→ **WHAT YOU HAVE TO DO**: Extract every line where the string "text" appears.

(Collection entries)
-*-
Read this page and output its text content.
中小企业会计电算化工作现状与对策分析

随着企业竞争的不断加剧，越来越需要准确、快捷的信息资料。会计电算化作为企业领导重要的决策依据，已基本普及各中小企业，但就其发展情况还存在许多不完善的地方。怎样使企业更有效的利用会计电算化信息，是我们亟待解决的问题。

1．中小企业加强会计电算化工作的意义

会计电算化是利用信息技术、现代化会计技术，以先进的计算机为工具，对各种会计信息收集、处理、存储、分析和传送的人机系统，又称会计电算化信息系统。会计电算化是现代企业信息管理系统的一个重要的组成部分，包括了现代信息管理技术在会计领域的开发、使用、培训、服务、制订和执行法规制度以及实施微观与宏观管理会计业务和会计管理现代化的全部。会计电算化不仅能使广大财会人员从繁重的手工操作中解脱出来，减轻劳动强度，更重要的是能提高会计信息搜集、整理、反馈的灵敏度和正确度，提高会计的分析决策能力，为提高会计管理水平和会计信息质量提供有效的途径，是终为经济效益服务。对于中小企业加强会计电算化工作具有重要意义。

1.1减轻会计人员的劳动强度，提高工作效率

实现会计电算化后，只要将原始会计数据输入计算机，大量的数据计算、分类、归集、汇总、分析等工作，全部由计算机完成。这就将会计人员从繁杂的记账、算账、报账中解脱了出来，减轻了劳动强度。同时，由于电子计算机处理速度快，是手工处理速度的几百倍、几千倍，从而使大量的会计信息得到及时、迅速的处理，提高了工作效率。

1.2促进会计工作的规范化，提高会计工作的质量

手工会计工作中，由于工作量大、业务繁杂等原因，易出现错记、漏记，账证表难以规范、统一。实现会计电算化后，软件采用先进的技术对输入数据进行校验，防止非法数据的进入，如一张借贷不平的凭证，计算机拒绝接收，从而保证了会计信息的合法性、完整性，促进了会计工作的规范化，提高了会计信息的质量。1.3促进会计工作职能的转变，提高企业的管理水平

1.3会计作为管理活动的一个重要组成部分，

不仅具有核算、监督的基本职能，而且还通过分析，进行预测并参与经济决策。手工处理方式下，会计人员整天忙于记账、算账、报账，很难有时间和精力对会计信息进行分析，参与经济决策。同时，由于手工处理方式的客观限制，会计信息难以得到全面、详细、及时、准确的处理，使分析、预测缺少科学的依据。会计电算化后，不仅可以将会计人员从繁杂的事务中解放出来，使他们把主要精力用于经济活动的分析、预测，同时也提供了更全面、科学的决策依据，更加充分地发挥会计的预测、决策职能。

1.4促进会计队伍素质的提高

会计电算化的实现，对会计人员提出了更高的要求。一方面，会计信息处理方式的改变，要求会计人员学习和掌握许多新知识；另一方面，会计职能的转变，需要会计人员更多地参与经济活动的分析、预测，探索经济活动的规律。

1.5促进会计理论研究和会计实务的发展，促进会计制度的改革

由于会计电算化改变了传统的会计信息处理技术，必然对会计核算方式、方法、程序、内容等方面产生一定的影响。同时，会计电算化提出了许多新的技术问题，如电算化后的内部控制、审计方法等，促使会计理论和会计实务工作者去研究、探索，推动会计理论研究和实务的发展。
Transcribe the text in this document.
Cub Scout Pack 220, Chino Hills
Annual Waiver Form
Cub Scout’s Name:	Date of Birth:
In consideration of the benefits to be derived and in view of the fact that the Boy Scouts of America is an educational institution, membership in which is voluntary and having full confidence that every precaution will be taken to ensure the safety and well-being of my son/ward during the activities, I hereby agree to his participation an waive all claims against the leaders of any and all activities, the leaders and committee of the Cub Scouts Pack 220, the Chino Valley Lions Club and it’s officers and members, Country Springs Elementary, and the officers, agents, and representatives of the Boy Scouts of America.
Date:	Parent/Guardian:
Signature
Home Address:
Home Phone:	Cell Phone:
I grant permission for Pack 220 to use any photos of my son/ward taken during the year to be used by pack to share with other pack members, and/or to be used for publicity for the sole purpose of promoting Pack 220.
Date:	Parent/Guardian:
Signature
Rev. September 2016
-*-
→ **WRITTEN RESPONSE**:
Read this page and output its text content.
Transcribe the text in this document.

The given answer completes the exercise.